Figure collection entries
--- START ---

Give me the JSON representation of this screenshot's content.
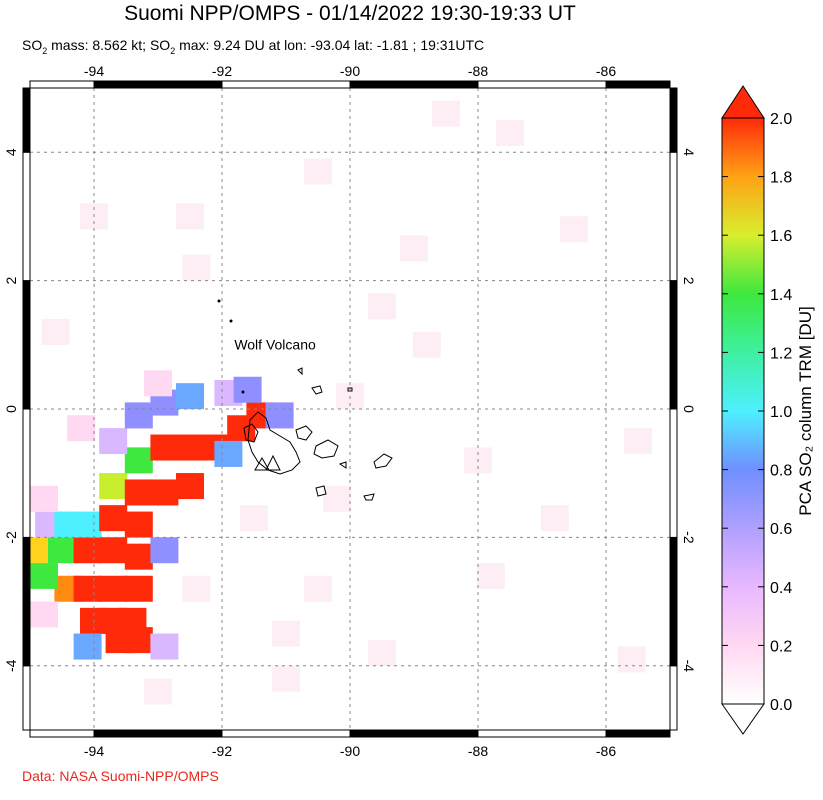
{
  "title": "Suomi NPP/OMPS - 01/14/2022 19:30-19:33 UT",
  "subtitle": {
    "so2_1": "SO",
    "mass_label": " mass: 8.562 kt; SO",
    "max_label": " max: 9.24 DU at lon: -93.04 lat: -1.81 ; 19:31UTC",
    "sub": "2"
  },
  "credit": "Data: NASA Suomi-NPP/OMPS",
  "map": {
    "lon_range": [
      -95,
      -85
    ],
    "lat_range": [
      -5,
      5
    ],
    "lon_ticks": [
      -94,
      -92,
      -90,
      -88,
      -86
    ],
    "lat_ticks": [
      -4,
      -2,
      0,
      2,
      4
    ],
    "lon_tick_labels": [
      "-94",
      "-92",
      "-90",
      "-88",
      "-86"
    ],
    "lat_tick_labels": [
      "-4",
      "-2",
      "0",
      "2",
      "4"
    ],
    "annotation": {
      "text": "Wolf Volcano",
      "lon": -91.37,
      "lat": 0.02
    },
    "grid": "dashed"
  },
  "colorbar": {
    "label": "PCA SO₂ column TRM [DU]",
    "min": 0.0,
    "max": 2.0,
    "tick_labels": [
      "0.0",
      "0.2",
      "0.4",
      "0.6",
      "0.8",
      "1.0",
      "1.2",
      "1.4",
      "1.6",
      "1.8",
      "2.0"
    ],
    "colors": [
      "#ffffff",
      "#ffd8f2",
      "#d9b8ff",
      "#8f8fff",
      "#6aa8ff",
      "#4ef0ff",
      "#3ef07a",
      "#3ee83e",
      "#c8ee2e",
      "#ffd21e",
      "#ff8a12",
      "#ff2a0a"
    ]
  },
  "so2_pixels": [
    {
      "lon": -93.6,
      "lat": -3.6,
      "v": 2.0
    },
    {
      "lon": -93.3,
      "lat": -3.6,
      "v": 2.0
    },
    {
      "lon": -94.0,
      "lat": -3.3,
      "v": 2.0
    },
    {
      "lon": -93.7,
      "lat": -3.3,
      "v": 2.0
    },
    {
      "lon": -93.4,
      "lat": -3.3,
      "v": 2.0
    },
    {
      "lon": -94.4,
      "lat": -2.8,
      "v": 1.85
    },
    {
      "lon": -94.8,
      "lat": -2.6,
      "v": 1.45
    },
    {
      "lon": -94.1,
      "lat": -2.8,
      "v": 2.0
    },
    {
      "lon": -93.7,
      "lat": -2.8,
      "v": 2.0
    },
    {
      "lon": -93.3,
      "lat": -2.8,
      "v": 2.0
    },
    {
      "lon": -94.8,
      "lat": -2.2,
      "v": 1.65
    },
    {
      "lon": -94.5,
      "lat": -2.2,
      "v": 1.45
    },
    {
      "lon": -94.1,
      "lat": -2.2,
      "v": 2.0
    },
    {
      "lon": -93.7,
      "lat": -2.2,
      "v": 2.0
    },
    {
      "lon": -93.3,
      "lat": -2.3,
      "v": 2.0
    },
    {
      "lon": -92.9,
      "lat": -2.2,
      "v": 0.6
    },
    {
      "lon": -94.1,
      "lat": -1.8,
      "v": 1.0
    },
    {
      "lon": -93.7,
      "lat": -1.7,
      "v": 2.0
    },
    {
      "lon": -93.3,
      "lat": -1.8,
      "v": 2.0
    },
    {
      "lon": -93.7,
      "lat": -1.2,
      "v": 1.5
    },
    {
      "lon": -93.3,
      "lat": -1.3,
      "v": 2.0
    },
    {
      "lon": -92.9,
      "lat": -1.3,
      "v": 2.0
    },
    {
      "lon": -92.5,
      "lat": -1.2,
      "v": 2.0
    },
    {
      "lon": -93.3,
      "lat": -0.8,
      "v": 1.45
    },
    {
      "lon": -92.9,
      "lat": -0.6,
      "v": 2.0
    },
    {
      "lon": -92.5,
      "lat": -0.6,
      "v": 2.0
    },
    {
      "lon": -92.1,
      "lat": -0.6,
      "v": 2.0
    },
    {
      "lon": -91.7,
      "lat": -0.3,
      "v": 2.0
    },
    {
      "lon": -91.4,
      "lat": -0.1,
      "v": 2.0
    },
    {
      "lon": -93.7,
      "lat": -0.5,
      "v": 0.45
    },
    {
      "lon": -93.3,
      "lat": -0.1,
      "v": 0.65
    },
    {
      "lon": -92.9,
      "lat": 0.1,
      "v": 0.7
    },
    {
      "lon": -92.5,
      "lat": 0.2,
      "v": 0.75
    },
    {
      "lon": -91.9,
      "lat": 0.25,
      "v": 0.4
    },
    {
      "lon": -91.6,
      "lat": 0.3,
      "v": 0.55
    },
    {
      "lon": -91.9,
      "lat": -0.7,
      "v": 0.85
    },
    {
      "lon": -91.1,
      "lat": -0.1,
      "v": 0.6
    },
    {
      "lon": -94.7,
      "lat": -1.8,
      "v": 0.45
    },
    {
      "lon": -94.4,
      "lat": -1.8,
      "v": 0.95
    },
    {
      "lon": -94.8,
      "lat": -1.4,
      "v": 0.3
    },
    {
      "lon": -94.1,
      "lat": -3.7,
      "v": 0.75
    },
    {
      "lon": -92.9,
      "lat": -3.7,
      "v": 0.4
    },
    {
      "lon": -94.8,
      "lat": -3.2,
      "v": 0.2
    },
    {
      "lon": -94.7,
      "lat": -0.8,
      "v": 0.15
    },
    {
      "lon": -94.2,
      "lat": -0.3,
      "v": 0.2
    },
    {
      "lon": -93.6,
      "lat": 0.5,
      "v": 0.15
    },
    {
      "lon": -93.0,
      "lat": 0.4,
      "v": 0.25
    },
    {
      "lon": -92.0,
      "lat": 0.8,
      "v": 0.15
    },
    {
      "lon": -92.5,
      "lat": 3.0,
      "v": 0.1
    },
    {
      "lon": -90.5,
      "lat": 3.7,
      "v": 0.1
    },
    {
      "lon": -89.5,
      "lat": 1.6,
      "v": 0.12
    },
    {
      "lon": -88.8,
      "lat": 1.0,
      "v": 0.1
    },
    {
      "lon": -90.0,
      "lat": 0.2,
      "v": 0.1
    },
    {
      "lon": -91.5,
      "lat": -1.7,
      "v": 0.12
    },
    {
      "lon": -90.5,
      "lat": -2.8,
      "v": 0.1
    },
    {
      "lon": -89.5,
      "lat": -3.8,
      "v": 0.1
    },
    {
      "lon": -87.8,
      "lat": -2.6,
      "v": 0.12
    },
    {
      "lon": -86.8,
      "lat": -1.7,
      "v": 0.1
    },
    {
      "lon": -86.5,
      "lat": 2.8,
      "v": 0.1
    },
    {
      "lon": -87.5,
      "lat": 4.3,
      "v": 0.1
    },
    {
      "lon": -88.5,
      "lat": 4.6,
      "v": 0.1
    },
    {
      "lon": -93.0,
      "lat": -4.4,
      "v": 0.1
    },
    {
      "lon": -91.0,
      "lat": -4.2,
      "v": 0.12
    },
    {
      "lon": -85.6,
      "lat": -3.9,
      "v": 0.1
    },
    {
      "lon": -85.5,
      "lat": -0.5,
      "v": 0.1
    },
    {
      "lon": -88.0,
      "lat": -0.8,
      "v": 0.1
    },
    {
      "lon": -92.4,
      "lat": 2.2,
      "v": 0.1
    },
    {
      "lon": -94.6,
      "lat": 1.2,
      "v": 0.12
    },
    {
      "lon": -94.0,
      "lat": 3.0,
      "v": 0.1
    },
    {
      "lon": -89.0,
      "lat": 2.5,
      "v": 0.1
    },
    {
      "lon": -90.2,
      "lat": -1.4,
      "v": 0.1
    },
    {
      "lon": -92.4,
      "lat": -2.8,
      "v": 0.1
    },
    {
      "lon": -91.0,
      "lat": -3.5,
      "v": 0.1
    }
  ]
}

--- END ---

→ Short task:
Count how many lines of the material hold the string "OMPS". Give the number and nothing more.

→ Problem solution:
2